[Given exercise] Identify and reproduce every line holding the string "JSON".

Stored entries:
+ + + +

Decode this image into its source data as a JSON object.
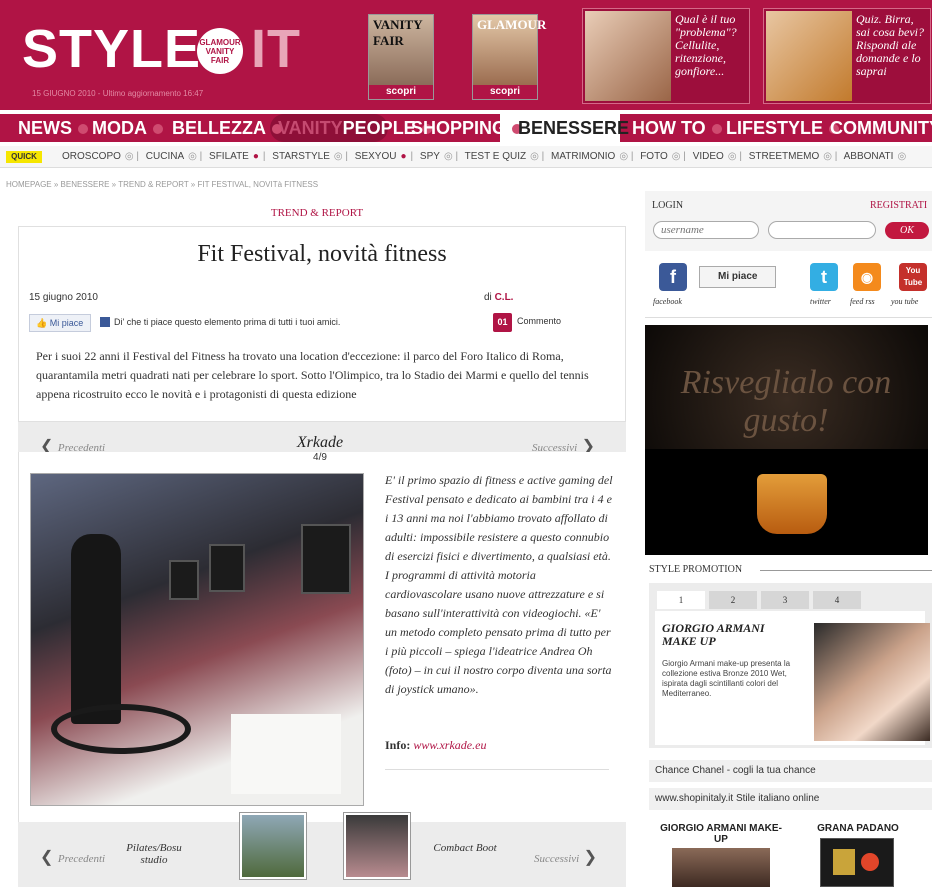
{
  "header": {
    "logo": "STYLE",
    "logo_it": "IT",
    "logo_badge": "GLAMOUR VANITY FAIR",
    "date_line": "15 GIUGNO 2010 - Ultimo aggiornamento 16:47",
    "magazines": [
      {
        "title": "VANITY FAIR",
        "cta": "scopri"
      },
      {
        "title": "GLAMOUR",
        "cta": "scopri"
      }
    ],
    "promos": [
      {
        "text": "Qual è il tuo \"problema\"? Cellulite, ritenzione, gonfiore..."
      },
      {
        "text": "Quiz. Birra, sai cosa bevi? Rispondi ale domande e lo saprai"
      }
    ]
  },
  "nav": {
    "items": [
      "NEWS",
      "MODA",
      "BELLEZZA",
      "VANITY",
      "PEOPLE",
      "SHOPPING",
      "BENESSERE",
      "HOW TO",
      "LIFESTYLE",
      "COMMUNITY"
    ],
    "active": "BENESSERE"
  },
  "quick": {
    "label": "QUICK",
    "links": [
      "OROSCOPO",
      "CUCINA",
      "SFILATE",
      "STARSTYLE",
      "SEXYOU",
      "SPY",
      "TEST E QUIZ",
      "MATRIMONIO",
      "FOTO",
      "VIDEO",
      "STREETMEMO",
      "ABBONATI"
    ]
  },
  "breadcrumb": "HOMEPAGE » BENESSERE » TREND & REPORT » FIT FESTIVAL, NOVITà FITNESS",
  "article": {
    "section": "TREND & REPORT",
    "title": "Fit Festival, novità fitness",
    "date": "15 giugno 2010",
    "author_prefix": "di",
    "author": "C.L.",
    "like_button": "Mi piace",
    "like_text": "Di' che ti piace questo elemento prima di tutti i tuoi amici.",
    "comment_count": "01",
    "comment_label": "Commento",
    "intro": "Per i suoi 22 anni il Festival del Fitness ha trovato una location d'eccezione: il parco del Foro Italico di Roma, quarantamila metri quadrati nati per celebrare lo sport. Sotto l'Olimpico, tra lo Stadio dei Marmi e quello del tennis appena ricostruito ecco le novità e i protagonisti di questa edizione"
  },
  "gallery": {
    "prev": "Precedenti",
    "next": "Successivi",
    "title": "Xrkade",
    "count": "4/9",
    "text": "E' il primo spazio di fitness e active gaming del Festival pensato e dedicato ai bambini tra i 4 e i 13 anni ma noi l'abbiamo trovato affollato di adulti: impossibile resistere a questo connubio di esercizi fisici e divertimento, a qualsiasi età. I programmi di attività motoria cardiovascolare usano nuove attrezzature e si basano sull'interattività con videogiochi. «E' un metodo completo pensato prima di tutto per i più piccoli – spiega l'ideatrice Andrea Oh (foto) – in cui il nostro corpo diventa una sorta di joystick umano».",
    "info_label": "Info:",
    "info_link": "www.xrkade.eu",
    "prev_item": "Pilates/Bosu studio",
    "next_item": "Combact Boot"
  },
  "sidebar": {
    "login_label": "LOGIN",
    "register_label": "REGISTRATI",
    "username_placeholder": "username",
    "ok": "OK",
    "fb_like": "Mi piace",
    "social": [
      {
        "name": "facebook",
        "glyph": "f",
        "color": "#3b5998"
      },
      {
        "name": "twitter",
        "glyph": "t",
        "color": "#33aee3"
      },
      {
        "name": "feed rss",
        "glyph": "◉",
        "color": "#f48a1c"
      },
      {
        "name": "you tube",
        "glyph": "You Tube",
        "color": "#c4302b"
      }
    ],
    "ad_text": "Risveglialo con gusto!",
    "style_promotion": "STYLE PROMOTION",
    "promo_tabs": [
      "1",
      "2",
      "3",
      "4"
    ],
    "promo_title": "GIORGIO ARMANI MAKE UP",
    "promo_desc": "Giorgio Armani make-up presenta la collezione estiva Bronze 2010 Wet, ispirata dagli scintillanti colori del Mediterraneo.",
    "links": [
      "Chance Chanel - cogli la tua chance",
      "www.shopinitaly.it Stile italiano online"
    ],
    "bottom_titles": [
      "GIORGIO ARMANI MAKE-UP",
      "GRANA PADANO"
    ]
  }
}
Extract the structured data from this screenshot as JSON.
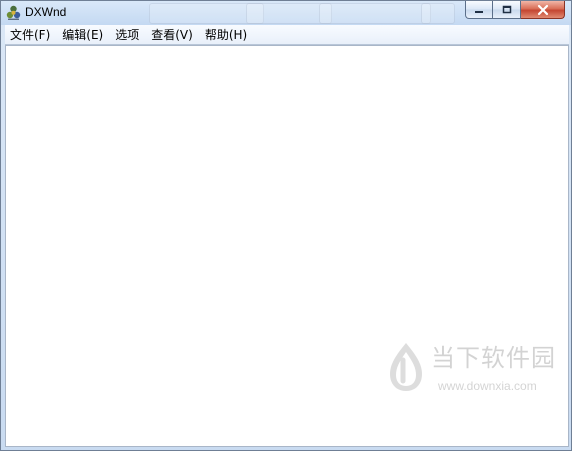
{
  "window": {
    "title": "DXWnd",
    "icons": {
      "app": "dxwnd-app-icon",
      "minimize": "minimize-icon",
      "maximize": "maximize-icon",
      "close": "close-icon"
    }
  },
  "menubar": {
    "items": [
      {
        "label": "文件(F)"
      },
      {
        "label": "编辑(E)"
      },
      {
        "label": "选项"
      },
      {
        "label": "查看(V)"
      },
      {
        "label": "帮助(H)"
      }
    ]
  },
  "content": {
    "state": "empty"
  },
  "watermark": {
    "title": "当下软件园",
    "url": "www.downxia.com",
    "icon": "downxia-logo-icon"
  }
}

+ + + +

[Result of the exercise]
Decode this image into its source data as a JSON object.
Extract the structured data from this screenshot as JSON.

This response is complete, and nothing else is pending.